*WHAT IS REQUIRED*: Using the data below, copy every line that contains the word "リーリエのピッピex".
─── DATA FOR THE TASK
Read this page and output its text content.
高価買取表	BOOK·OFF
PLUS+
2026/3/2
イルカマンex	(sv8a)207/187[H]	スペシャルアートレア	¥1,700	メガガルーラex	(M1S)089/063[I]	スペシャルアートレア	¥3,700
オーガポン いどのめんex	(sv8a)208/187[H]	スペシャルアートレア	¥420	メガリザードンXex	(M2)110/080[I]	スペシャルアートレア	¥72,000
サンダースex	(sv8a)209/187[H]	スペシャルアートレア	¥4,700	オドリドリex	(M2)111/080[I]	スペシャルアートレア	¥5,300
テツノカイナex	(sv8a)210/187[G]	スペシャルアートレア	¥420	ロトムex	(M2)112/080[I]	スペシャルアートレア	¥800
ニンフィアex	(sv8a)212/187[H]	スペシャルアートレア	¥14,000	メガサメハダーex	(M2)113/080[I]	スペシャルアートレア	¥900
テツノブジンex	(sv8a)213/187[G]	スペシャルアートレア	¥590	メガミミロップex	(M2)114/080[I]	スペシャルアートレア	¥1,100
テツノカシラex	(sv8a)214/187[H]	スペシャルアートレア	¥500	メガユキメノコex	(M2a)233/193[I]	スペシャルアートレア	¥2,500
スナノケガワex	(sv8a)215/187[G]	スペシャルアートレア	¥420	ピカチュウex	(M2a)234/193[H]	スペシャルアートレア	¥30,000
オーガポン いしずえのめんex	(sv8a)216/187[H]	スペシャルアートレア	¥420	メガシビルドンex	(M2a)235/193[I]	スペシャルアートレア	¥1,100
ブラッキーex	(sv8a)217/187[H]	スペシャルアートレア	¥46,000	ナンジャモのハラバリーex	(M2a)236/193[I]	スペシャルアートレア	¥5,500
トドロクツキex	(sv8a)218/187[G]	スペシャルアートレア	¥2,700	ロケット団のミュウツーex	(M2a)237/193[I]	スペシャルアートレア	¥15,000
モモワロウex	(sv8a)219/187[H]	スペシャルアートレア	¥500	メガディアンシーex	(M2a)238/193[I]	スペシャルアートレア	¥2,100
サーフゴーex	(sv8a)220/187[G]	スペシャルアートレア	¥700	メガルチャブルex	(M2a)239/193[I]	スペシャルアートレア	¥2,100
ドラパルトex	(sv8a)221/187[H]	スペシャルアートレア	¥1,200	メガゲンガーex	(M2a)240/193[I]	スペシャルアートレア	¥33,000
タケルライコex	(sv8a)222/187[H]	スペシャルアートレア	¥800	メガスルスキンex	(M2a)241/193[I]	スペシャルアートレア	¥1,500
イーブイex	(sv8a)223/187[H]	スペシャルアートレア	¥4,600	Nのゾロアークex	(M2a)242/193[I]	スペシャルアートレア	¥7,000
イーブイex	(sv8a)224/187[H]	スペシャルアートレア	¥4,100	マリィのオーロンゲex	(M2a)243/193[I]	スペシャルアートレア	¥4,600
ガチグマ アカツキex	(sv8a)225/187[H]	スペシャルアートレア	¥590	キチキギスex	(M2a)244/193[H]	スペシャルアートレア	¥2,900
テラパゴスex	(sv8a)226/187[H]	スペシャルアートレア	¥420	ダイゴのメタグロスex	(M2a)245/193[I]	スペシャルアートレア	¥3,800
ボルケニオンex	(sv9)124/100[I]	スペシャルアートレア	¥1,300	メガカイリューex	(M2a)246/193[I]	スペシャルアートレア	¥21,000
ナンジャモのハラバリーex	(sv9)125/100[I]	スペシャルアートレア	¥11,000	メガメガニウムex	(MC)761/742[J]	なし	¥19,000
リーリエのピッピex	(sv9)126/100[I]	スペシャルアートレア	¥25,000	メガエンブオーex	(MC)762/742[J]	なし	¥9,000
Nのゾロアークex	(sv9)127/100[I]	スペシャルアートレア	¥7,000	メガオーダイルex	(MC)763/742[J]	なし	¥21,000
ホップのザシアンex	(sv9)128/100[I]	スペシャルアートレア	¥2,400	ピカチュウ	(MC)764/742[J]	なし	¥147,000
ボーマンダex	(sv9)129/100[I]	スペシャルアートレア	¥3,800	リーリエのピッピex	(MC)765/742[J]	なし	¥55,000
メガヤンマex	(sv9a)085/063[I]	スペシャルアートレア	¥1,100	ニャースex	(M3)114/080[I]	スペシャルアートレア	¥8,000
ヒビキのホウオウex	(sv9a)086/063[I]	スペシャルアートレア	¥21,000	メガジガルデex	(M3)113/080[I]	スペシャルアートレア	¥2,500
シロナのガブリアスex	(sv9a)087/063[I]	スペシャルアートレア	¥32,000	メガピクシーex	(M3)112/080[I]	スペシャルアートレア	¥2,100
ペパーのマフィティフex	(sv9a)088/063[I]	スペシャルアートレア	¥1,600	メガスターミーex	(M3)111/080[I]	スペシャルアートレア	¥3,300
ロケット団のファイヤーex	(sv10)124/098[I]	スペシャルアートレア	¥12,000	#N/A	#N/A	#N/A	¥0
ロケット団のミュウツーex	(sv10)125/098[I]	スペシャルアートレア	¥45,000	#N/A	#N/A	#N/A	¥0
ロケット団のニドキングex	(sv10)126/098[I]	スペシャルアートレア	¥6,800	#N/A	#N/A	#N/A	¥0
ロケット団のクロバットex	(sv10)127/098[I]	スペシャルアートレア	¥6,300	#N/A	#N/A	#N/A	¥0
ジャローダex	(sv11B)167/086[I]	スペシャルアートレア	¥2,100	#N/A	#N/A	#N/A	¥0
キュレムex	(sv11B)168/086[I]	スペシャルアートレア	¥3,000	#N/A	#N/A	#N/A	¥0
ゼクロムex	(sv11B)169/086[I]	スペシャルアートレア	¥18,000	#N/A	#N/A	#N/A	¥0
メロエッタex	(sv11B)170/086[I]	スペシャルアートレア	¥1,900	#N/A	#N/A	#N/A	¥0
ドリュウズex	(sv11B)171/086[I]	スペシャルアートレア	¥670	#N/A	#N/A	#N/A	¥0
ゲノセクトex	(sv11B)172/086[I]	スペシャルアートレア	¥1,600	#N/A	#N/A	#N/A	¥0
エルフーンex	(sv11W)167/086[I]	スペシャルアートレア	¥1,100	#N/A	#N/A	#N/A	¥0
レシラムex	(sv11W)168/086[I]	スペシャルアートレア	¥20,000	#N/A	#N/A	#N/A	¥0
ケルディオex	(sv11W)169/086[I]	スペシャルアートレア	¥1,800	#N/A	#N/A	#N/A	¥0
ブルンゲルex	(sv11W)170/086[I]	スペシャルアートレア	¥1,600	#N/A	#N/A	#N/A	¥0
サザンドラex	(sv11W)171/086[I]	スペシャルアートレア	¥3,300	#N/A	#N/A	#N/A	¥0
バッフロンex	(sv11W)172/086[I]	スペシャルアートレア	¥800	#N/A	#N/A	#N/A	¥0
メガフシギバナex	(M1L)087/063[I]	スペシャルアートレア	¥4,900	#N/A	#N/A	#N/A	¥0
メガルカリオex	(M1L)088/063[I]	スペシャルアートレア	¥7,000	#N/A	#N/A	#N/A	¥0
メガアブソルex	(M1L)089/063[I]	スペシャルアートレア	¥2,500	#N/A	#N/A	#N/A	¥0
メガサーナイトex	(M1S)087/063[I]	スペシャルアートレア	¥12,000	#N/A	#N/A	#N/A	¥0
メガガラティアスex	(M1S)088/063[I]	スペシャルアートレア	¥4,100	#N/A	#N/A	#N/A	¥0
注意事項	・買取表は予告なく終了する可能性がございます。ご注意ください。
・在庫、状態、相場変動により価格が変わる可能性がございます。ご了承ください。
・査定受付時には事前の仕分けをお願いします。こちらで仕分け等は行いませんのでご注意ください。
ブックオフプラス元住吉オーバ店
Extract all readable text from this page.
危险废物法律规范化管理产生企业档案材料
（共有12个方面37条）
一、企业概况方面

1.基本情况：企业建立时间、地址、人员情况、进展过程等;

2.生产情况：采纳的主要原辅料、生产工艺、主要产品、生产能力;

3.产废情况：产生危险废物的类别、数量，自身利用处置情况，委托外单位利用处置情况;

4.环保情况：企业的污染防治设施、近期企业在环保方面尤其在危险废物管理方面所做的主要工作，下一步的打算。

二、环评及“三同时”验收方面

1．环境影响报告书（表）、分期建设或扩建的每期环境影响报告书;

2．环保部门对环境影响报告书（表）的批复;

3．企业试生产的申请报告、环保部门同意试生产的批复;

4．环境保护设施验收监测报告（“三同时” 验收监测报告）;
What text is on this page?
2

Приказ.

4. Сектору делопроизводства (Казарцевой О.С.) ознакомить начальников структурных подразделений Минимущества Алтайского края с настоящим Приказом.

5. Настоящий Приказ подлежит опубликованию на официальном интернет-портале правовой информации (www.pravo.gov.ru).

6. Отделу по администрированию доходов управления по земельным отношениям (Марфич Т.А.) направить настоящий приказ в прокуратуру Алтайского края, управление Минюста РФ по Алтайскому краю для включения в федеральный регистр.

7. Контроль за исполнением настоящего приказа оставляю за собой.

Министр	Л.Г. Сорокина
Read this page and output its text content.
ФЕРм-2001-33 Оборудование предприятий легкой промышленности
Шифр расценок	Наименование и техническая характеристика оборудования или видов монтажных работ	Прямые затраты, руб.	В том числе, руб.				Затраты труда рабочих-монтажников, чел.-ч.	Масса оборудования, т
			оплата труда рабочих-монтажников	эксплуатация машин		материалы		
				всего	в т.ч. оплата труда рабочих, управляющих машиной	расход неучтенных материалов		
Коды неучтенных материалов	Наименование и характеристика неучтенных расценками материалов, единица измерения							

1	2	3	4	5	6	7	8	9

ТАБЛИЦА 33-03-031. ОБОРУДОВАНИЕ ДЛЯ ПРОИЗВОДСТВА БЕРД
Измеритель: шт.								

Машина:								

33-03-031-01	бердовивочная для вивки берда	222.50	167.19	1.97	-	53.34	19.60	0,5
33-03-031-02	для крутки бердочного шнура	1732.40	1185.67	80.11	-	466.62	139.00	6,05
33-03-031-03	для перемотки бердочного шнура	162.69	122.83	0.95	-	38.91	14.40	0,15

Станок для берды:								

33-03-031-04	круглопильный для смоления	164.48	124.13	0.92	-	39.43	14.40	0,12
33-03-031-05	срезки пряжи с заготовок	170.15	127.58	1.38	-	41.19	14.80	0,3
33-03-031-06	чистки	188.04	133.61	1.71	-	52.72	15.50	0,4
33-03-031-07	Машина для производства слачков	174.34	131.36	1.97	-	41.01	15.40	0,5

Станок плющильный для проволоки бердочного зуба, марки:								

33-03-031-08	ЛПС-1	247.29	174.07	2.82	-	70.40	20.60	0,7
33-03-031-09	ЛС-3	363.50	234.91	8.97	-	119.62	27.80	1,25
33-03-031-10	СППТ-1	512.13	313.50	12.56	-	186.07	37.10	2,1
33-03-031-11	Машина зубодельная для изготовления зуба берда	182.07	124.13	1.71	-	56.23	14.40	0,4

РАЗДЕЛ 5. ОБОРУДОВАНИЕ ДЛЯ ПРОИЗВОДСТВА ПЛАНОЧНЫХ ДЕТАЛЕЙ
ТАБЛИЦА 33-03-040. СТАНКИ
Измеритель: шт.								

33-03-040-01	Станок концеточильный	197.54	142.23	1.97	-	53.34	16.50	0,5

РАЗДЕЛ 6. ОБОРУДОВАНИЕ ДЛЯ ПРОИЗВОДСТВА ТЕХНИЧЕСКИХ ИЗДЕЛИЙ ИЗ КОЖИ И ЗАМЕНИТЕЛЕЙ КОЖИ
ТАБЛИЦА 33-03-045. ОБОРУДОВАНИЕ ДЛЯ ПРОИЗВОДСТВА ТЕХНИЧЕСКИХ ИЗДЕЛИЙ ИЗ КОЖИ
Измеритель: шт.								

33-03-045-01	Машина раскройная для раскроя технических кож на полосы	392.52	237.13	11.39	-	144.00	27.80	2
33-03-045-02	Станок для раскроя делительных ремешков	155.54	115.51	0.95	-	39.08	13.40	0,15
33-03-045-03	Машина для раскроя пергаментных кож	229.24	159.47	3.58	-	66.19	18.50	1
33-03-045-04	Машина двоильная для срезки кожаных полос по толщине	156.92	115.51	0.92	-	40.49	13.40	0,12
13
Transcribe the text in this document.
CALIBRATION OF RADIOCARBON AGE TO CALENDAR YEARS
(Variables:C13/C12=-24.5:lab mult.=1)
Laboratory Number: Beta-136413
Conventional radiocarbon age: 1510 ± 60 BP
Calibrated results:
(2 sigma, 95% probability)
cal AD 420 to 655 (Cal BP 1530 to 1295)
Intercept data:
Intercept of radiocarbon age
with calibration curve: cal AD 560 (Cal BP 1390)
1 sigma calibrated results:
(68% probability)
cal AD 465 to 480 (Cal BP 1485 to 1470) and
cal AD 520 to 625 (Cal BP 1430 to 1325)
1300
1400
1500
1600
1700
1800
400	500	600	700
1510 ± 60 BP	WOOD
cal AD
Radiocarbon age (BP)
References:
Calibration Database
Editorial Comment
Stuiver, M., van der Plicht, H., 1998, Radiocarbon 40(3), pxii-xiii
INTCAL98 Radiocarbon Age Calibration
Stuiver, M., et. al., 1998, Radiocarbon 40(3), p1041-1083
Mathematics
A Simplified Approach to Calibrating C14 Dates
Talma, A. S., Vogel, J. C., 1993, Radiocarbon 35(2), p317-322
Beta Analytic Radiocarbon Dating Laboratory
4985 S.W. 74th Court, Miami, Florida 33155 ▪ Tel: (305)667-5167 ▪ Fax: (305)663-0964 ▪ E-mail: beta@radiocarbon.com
──────
*EXERCISE OUTPUT*:
リーリエのピッピex	(sv9)126/100[I]	スペシャルアートレア	¥25,000	メガエンブオーex	(MC)762/742[J]	なし	¥9,000
ボーマンダex	(sv9)129/100[I]	スペシャルアートレア	¥3,800	リーリエのピッピex	(MC)765/742[J]	なし	¥55,000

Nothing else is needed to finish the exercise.